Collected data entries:

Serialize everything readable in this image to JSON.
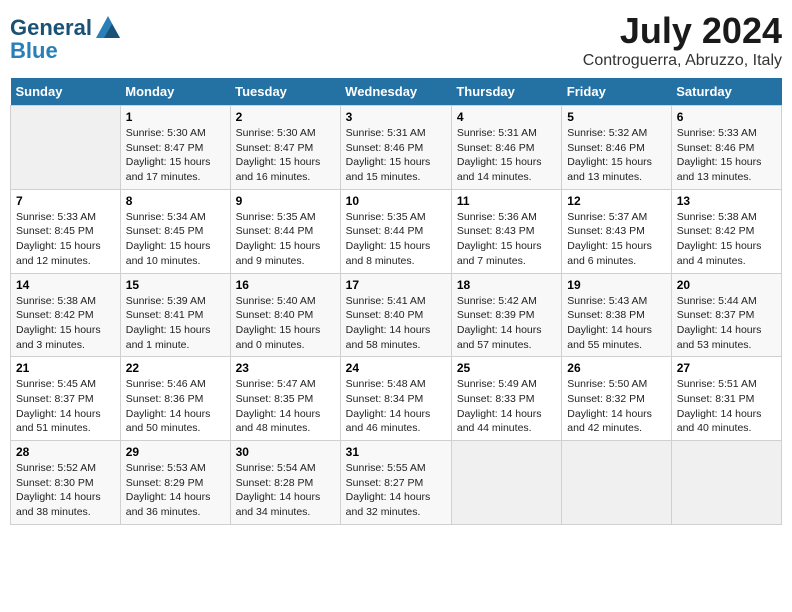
{
  "logo": {
    "text_general": "General",
    "text_blue": "Blue"
  },
  "title": "July 2024",
  "subtitle": "Controguerra, Abruzzo, Italy",
  "days_of_week": [
    "Sunday",
    "Monday",
    "Tuesday",
    "Wednesday",
    "Thursday",
    "Friday",
    "Saturday"
  ],
  "weeks": [
    [
      {
        "day": "",
        "info": ""
      },
      {
        "day": "1",
        "info": "Sunrise: 5:30 AM\nSunset: 8:47 PM\nDaylight: 15 hours\nand 17 minutes."
      },
      {
        "day": "2",
        "info": "Sunrise: 5:30 AM\nSunset: 8:47 PM\nDaylight: 15 hours\nand 16 minutes."
      },
      {
        "day": "3",
        "info": "Sunrise: 5:31 AM\nSunset: 8:46 PM\nDaylight: 15 hours\nand 15 minutes."
      },
      {
        "day": "4",
        "info": "Sunrise: 5:31 AM\nSunset: 8:46 PM\nDaylight: 15 hours\nand 14 minutes."
      },
      {
        "day": "5",
        "info": "Sunrise: 5:32 AM\nSunset: 8:46 PM\nDaylight: 15 hours\nand 13 minutes."
      },
      {
        "day": "6",
        "info": "Sunrise: 5:33 AM\nSunset: 8:46 PM\nDaylight: 15 hours\nand 13 minutes."
      }
    ],
    [
      {
        "day": "7",
        "info": "Sunrise: 5:33 AM\nSunset: 8:45 PM\nDaylight: 15 hours\nand 12 minutes."
      },
      {
        "day": "8",
        "info": "Sunrise: 5:34 AM\nSunset: 8:45 PM\nDaylight: 15 hours\nand 10 minutes."
      },
      {
        "day": "9",
        "info": "Sunrise: 5:35 AM\nSunset: 8:44 PM\nDaylight: 15 hours\nand 9 minutes."
      },
      {
        "day": "10",
        "info": "Sunrise: 5:35 AM\nSunset: 8:44 PM\nDaylight: 15 hours\nand 8 minutes."
      },
      {
        "day": "11",
        "info": "Sunrise: 5:36 AM\nSunset: 8:43 PM\nDaylight: 15 hours\nand 7 minutes."
      },
      {
        "day": "12",
        "info": "Sunrise: 5:37 AM\nSunset: 8:43 PM\nDaylight: 15 hours\nand 6 minutes."
      },
      {
        "day": "13",
        "info": "Sunrise: 5:38 AM\nSunset: 8:42 PM\nDaylight: 15 hours\nand 4 minutes."
      }
    ],
    [
      {
        "day": "14",
        "info": "Sunrise: 5:38 AM\nSunset: 8:42 PM\nDaylight: 15 hours\nand 3 minutes."
      },
      {
        "day": "15",
        "info": "Sunrise: 5:39 AM\nSunset: 8:41 PM\nDaylight: 15 hours\nand 1 minute."
      },
      {
        "day": "16",
        "info": "Sunrise: 5:40 AM\nSunset: 8:40 PM\nDaylight: 15 hours\nand 0 minutes."
      },
      {
        "day": "17",
        "info": "Sunrise: 5:41 AM\nSunset: 8:40 PM\nDaylight: 14 hours\nand 58 minutes."
      },
      {
        "day": "18",
        "info": "Sunrise: 5:42 AM\nSunset: 8:39 PM\nDaylight: 14 hours\nand 57 minutes."
      },
      {
        "day": "19",
        "info": "Sunrise: 5:43 AM\nSunset: 8:38 PM\nDaylight: 14 hours\nand 55 minutes."
      },
      {
        "day": "20",
        "info": "Sunrise: 5:44 AM\nSunset: 8:37 PM\nDaylight: 14 hours\nand 53 minutes."
      }
    ],
    [
      {
        "day": "21",
        "info": "Sunrise: 5:45 AM\nSunset: 8:37 PM\nDaylight: 14 hours\nand 51 minutes."
      },
      {
        "day": "22",
        "info": "Sunrise: 5:46 AM\nSunset: 8:36 PM\nDaylight: 14 hours\nand 50 minutes."
      },
      {
        "day": "23",
        "info": "Sunrise: 5:47 AM\nSunset: 8:35 PM\nDaylight: 14 hours\nand 48 minutes."
      },
      {
        "day": "24",
        "info": "Sunrise: 5:48 AM\nSunset: 8:34 PM\nDaylight: 14 hours\nand 46 minutes."
      },
      {
        "day": "25",
        "info": "Sunrise: 5:49 AM\nSunset: 8:33 PM\nDaylight: 14 hours\nand 44 minutes."
      },
      {
        "day": "26",
        "info": "Sunrise: 5:50 AM\nSunset: 8:32 PM\nDaylight: 14 hours\nand 42 minutes."
      },
      {
        "day": "27",
        "info": "Sunrise: 5:51 AM\nSunset: 8:31 PM\nDaylight: 14 hours\nand 40 minutes."
      }
    ],
    [
      {
        "day": "28",
        "info": "Sunrise: 5:52 AM\nSunset: 8:30 PM\nDaylight: 14 hours\nand 38 minutes."
      },
      {
        "day": "29",
        "info": "Sunrise: 5:53 AM\nSunset: 8:29 PM\nDaylight: 14 hours\nand 36 minutes."
      },
      {
        "day": "30",
        "info": "Sunrise: 5:54 AM\nSunset: 8:28 PM\nDaylight: 14 hours\nand 34 minutes."
      },
      {
        "day": "31",
        "info": "Sunrise: 5:55 AM\nSunset: 8:27 PM\nDaylight: 14 hours\nand 32 minutes."
      },
      {
        "day": "",
        "info": ""
      },
      {
        "day": "",
        "info": ""
      },
      {
        "day": "",
        "info": ""
      }
    ]
  ]
}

WRITTEN REQUEST: Transcribe the records above exactly, leaving out every picture.

RESULT OF THE TASK:
Serialize everything readable in this image to JSON.
{
  "logo": {
    "text_general": "General",
    "text_blue": "Blue"
  },
  "title": "July 2024",
  "subtitle": "Controguerra, Abruzzo, Italy",
  "days_of_week": [
    "Sunday",
    "Monday",
    "Tuesday",
    "Wednesday",
    "Thursday",
    "Friday",
    "Saturday"
  ],
  "weeks": [
    [
      {
        "day": "",
        "info": ""
      },
      {
        "day": "1",
        "info": "Sunrise: 5:30 AM\nSunset: 8:47 PM\nDaylight: 15 hours\nand 17 minutes."
      },
      {
        "day": "2",
        "info": "Sunrise: 5:30 AM\nSunset: 8:47 PM\nDaylight: 15 hours\nand 16 minutes."
      },
      {
        "day": "3",
        "info": "Sunrise: 5:31 AM\nSunset: 8:46 PM\nDaylight: 15 hours\nand 15 minutes."
      },
      {
        "day": "4",
        "info": "Sunrise: 5:31 AM\nSunset: 8:46 PM\nDaylight: 15 hours\nand 14 minutes."
      },
      {
        "day": "5",
        "info": "Sunrise: 5:32 AM\nSunset: 8:46 PM\nDaylight: 15 hours\nand 13 minutes."
      },
      {
        "day": "6",
        "info": "Sunrise: 5:33 AM\nSunset: 8:46 PM\nDaylight: 15 hours\nand 13 minutes."
      }
    ],
    [
      {
        "day": "7",
        "info": "Sunrise: 5:33 AM\nSunset: 8:45 PM\nDaylight: 15 hours\nand 12 minutes."
      },
      {
        "day": "8",
        "info": "Sunrise: 5:34 AM\nSunset: 8:45 PM\nDaylight: 15 hours\nand 10 minutes."
      },
      {
        "day": "9",
        "info": "Sunrise: 5:35 AM\nSunset: 8:44 PM\nDaylight: 15 hours\nand 9 minutes."
      },
      {
        "day": "10",
        "info": "Sunrise: 5:35 AM\nSunset: 8:44 PM\nDaylight: 15 hours\nand 8 minutes."
      },
      {
        "day": "11",
        "info": "Sunrise: 5:36 AM\nSunset: 8:43 PM\nDaylight: 15 hours\nand 7 minutes."
      },
      {
        "day": "12",
        "info": "Sunrise: 5:37 AM\nSunset: 8:43 PM\nDaylight: 15 hours\nand 6 minutes."
      },
      {
        "day": "13",
        "info": "Sunrise: 5:38 AM\nSunset: 8:42 PM\nDaylight: 15 hours\nand 4 minutes."
      }
    ],
    [
      {
        "day": "14",
        "info": "Sunrise: 5:38 AM\nSunset: 8:42 PM\nDaylight: 15 hours\nand 3 minutes."
      },
      {
        "day": "15",
        "info": "Sunrise: 5:39 AM\nSunset: 8:41 PM\nDaylight: 15 hours\nand 1 minute."
      },
      {
        "day": "16",
        "info": "Sunrise: 5:40 AM\nSunset: 8:40 PM\nDaylight: 15 hours\nand 0 minutes."
      },
      {
        "day": "17",
        "info": "Sunrise: 5:41 AM\nSunset: 8:40 PM\nDaylight: 14 hours\nand 58 minutes."
      },
      {
        "day": "18",
        "info": "Sunrise: 5:42 AM\nSunset: 8:39 PM\nDaylight: 14 hours\nand 57 minutes."
      },
      {
        "day": "19",
        "info": "Sunrise: 5:43 AM\nSunset: 8:38 PM\nDaylight: 14 hours\nand 55 minutes."
      },
      {
        "day": "20",
        "info": "Sunrise: 5:44 AM\nSunset: 8:37 PM\nDaylight: 14 hours\nand 53 minutes."
      }
    ],
    [
      {
        "day": "21",
        "info": "Sunrise: 5:45 AM\nSunset: 8:37 PM\nDaylight: 14 hours\nand 51 minutes."
      },
      {
        "day": "22",
        "info": "Sunrise: 5:46 AM\nSunset: 8:36 PM\nDaylight: 14 hours\nand 50 minutes."
      },
      {
        "day": "23",
        "info": "Sunrise: 5:47 AM\nSunset: 8:35 PM\nDaylight: 14 hours\nand 48 minutes."
      },
      {
        "day": "24",
        "info": "Sunrise: 5:48 AM\nSunset: 8:34 PM\nDaylight: 14 hours\nand 46 minutes."
      },
      {
        "day": "25",
        "info": "Sunrise: 5:49 AM\nSunset: 8:33 PM\nDaylight: 14 hours\nand 44 minutes."
      },
      {
        "day": "26",
        "info": "Sunrise: 5:50 AM\nSunset: 8:32 PM\nDaylight: 14 hours\nand 42 minutes."
      },
      {
        "day": "27",
        "info": "Sunrise: 5:51 AM\nSunset: 8:31 PM\nDaylight: 14 hours\nand 40 minutes."
      }
    ],
    [
      {
        "day": "28",
        "info": "Sunrise: 5:52 AM\nSunset: 8:30 PM\nDaylight: 14 hours\nand 38 minutes."
      },
      {
        "day": "29",
        "info": "Sunrise: 5:53 AM\nSunset: 8:29 PM\nDaylight: 14 hours\nand 36 minutes."
      },
      {
        "day": "30",
        "info": "Sunrise: 5:54 AM\nSunset: 8:28 PM\nDaylight: 14 hours\nand 34 minutes."
      },
      {
        "day": "31",
        "info": "Sunrise: 5:55 AM\nSunset: 8:27 PM\nDaylight: 14 hours\nand 32 minutes."
      },
      {
        "day": "",
        "info": ""
      },
      {
        "day": "",
        "info": ""
      },
      {
        "day": "",
        "info": ""
      }
    ]
  ]
}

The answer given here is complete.